Directive -
Transcribe the full listing below exactly.

Task inputs -
/---

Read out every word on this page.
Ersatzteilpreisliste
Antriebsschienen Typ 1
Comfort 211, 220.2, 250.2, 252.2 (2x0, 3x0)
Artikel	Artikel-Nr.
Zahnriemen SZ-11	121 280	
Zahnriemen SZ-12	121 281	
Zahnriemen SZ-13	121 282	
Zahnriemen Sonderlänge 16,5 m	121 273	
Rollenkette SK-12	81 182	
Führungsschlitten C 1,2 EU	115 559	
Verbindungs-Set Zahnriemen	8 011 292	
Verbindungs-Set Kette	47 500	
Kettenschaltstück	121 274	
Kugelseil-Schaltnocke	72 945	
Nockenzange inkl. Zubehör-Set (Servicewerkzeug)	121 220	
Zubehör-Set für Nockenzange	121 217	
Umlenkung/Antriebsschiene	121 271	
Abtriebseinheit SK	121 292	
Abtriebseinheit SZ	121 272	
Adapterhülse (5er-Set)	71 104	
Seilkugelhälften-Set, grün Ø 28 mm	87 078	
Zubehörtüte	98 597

\---

Worked answer -
Read out every word on this page.
Ersatzteilpreisliste
Antriebsschienen Typ 1
Comfort 211, 220.2, 250.2, 252.2 (2x0, 3x0)
Artikel	Artikel-Nr.
Zahnriemen SZ-11	121 280	
Zahnriemen SZ-12	121 281	
Zahnriemen SZ-13	121 282	
Zahnriemen Sonderlänge 16,5 m	121 273	
Rollenkette SK-12	81 182	
Führungsschlitten C 1,2 EU	115 559	
Verbindungs-Set Zahnriemen	8 011 292	
Verbindungs-Set Kette	47 500	
Kettenschaltstück	121 274	
Kugelseil-Schaltnocke	72 945	
Nockenzange inkl. Zubehör-Set (Servicewerkzeug)	121 220	
Zubehör-Set für Nockenzange	121 217	
Umlenkung/Antriebsschiene	121 271	
Abtriebseinheit SK	121 292	
Abtriebseinheit SZ	121 272	
Adapterhülse (5er-Set)	71 104	
Seilkugelhälften-Set, grün Ø 28 mm	87 078	
Zubehörtüte	98 597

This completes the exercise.